DIRECTIONS >> Go through the listing below and gather every line with the word "JSON".

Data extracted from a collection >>
— Start —

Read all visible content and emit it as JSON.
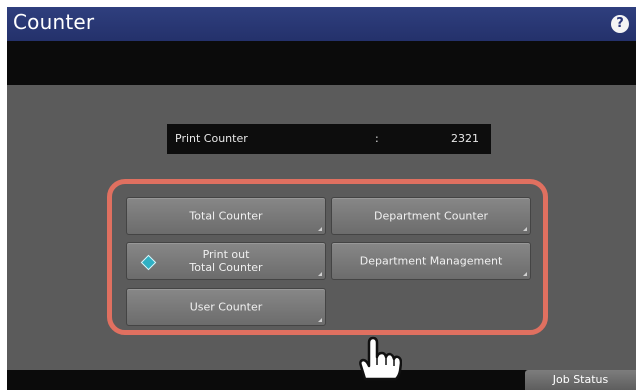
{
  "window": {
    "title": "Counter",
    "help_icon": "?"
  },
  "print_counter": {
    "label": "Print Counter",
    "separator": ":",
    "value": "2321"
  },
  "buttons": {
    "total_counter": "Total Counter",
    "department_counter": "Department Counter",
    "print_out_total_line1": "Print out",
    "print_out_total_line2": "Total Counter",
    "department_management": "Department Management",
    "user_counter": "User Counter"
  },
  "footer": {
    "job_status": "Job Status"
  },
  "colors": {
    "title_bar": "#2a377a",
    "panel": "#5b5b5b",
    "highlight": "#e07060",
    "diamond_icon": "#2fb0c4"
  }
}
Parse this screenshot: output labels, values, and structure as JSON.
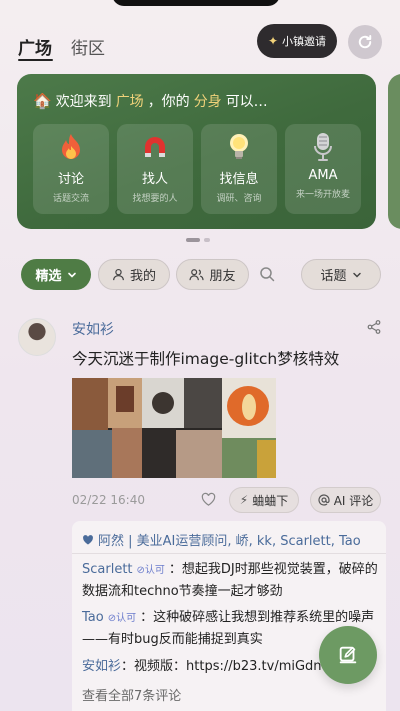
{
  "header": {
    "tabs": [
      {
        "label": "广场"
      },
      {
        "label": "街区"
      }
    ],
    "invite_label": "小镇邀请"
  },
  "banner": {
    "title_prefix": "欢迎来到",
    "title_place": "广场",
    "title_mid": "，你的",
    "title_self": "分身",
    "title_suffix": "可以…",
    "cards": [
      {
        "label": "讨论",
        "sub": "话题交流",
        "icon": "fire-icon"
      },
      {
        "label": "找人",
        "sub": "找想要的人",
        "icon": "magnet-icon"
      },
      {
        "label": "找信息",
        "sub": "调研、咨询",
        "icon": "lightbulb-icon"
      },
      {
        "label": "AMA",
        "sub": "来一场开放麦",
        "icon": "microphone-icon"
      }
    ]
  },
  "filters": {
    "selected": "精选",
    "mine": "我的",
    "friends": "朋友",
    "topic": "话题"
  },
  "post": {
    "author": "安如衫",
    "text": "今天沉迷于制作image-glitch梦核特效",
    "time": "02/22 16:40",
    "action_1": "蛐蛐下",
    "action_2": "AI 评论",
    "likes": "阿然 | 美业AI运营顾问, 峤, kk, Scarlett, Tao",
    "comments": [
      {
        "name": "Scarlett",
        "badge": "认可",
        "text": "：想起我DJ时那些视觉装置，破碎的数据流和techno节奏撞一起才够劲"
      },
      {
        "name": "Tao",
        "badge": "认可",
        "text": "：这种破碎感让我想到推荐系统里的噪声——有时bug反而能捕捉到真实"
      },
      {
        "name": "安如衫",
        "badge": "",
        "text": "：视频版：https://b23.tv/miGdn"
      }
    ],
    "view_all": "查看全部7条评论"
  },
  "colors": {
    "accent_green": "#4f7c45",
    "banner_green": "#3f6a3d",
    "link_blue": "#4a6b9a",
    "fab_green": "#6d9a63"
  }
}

— End —

COMPLETED EXERCISE >>
Read all visible content and emit it as JSON.
Parse this screenshot: output labels, values, and structure as JSON.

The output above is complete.